▸ **Requirement**
Transcribe every line exactly. Leave the pictures behind.
-- START OF Stored records --
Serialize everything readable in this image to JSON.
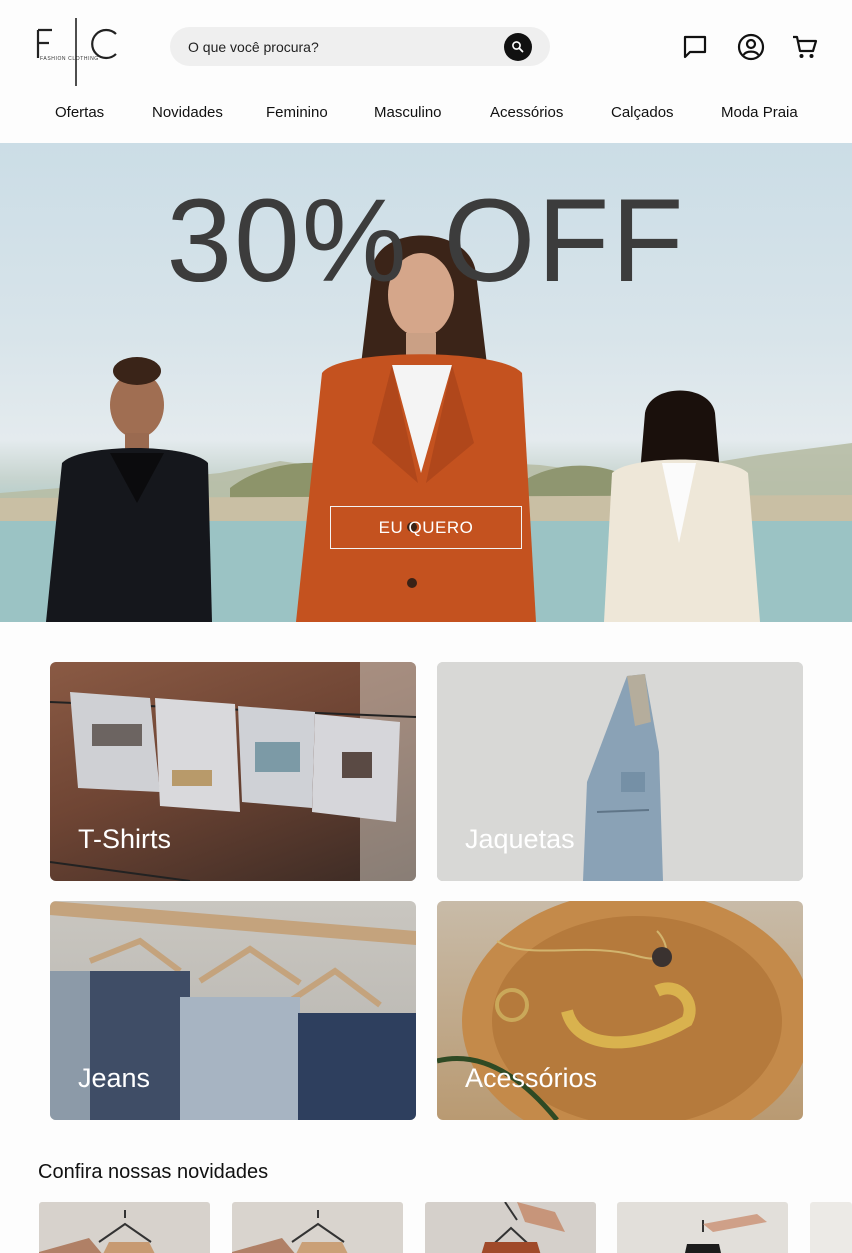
{
  "brand": {
    "logo_initials": "F|C",
    "logo_text": "FASHION CLOTHING"
  },
  "search": {
    "placeholder": "O que você procura?"
  },
  "header_icons": [
    "chat-icon",
    "account-icon",
    "cart-icon"
  ],
  "nav": {
    "items": [
      "Ofertas",
      "Novidades",
      "Feminino",
      "Masculino",
      "Acessórios",
      "Calçados",
      "Moda Praia"
    ]
  },
  "hero": {
    "title": "30% OFF",
    "cta": "EU QUERO"
  },
  "categories": [
    {
      "label": "T-Shirts"
    },
    {
      "label": "Jaquetas"
    },
    {
      "label": "Jeans"
    },
    {
      "label": "Acessórios"
    }
  ],
  "news": {
    "title": "Confira nossas novidades"
  },
  "colors": {
    "accent": "#111111",
    "search_bg": "#efefef",
    "hero_text": "#3c3c3c"
  }
}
-- END OF Stored records --
▸ **Result of this task**
Serialize everything readable in this image to JSON.
{
  "brand": {
    "logo_initials": "F|C",
    "logo_text": "FASHION CLOTHING"
  },
  "search": {
    "placeholder": "O que você procura?"
  },
  "header_icons": [
    "chat-icon",
    "account-icon",
    "cart-icon"
  ],
  "nav": {
    "items": [
      "Ofertas",
      "Novidades",
      "Feminino",
      "Masculino",
      "Acessórios",
      "Calçados",
      "Moda Praia"
    ]
  },
  "hero": {
    "title": "30% OFF",
    "cta": "EU QUERO"
  },
  "categories": [
    {
      "label": "T-Shirts"
    },
    {
      "label": "Jaquetas"
    },
    {
      "label": "Jeans"
    },
    {
      "label": "Acessórios"
    }
  ],
  "news": {
    "title": "Confira nossas novidades"
  },
  "colors": {
    "accent": "#111111",
    "search_bg": "#efefef",
    "hero_text": "#3c3c3c"
  }
}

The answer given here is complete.